Copy out every line in which the string "JSON" occurs.

> Information provided
-- Start --
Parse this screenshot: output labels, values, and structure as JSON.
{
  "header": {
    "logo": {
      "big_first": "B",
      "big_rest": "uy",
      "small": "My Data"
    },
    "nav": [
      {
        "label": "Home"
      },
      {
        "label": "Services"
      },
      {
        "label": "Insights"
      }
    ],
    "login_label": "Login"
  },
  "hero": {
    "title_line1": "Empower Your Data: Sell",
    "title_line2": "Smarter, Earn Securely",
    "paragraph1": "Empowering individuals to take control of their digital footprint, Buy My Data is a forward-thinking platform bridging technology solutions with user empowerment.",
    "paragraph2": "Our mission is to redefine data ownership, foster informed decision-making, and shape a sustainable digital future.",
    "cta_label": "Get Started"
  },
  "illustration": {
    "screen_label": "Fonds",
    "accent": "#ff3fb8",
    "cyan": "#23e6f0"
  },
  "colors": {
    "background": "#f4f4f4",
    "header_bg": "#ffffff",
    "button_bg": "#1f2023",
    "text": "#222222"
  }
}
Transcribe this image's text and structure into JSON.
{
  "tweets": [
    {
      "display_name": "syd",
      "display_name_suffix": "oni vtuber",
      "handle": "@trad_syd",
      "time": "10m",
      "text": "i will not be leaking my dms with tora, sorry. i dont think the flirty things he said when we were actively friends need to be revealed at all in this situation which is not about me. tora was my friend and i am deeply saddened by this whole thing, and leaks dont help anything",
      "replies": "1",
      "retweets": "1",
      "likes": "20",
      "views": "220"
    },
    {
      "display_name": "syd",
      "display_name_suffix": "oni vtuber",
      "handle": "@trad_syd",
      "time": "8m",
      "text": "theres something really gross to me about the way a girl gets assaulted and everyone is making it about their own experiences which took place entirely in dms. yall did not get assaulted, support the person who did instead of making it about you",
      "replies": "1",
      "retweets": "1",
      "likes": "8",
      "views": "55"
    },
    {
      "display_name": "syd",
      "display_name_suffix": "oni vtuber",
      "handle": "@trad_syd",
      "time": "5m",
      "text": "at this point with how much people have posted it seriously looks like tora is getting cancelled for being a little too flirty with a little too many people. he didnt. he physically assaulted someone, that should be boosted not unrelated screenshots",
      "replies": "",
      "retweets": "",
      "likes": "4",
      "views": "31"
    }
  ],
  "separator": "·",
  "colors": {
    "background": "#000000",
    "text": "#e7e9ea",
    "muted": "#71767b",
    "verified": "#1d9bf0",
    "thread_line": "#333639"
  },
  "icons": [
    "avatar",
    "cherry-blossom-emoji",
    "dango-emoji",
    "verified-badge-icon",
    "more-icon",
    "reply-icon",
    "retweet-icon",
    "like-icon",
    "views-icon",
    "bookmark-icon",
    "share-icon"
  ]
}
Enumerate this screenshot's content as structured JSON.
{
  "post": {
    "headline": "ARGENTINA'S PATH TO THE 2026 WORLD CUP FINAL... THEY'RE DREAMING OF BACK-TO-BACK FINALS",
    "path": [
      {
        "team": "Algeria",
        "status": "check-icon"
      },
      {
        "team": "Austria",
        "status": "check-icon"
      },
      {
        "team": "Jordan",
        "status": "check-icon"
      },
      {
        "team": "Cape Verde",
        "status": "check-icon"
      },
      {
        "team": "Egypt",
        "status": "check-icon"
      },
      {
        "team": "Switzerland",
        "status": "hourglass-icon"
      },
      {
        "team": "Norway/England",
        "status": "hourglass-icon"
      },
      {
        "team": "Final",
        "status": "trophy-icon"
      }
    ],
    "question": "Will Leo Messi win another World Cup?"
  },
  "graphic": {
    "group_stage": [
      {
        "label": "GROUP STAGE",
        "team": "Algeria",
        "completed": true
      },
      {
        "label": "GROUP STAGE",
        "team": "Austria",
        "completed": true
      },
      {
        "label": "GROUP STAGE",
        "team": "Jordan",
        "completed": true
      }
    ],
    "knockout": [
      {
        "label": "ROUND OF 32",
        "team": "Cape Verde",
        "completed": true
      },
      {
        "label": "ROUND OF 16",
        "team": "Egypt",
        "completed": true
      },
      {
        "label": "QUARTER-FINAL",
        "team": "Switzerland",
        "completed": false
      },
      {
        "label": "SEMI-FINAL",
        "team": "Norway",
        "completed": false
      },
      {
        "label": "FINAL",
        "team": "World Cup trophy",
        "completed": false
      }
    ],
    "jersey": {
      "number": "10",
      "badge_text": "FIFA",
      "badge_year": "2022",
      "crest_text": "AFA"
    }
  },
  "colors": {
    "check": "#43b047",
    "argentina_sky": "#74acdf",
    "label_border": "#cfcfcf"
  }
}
-- End --
> Written answer
Parse this screenshot: output labels, values, and structure as JSON.
Transcribe this image's text and structure into JSON.
Enumerate this screenshot's content as structured JSON.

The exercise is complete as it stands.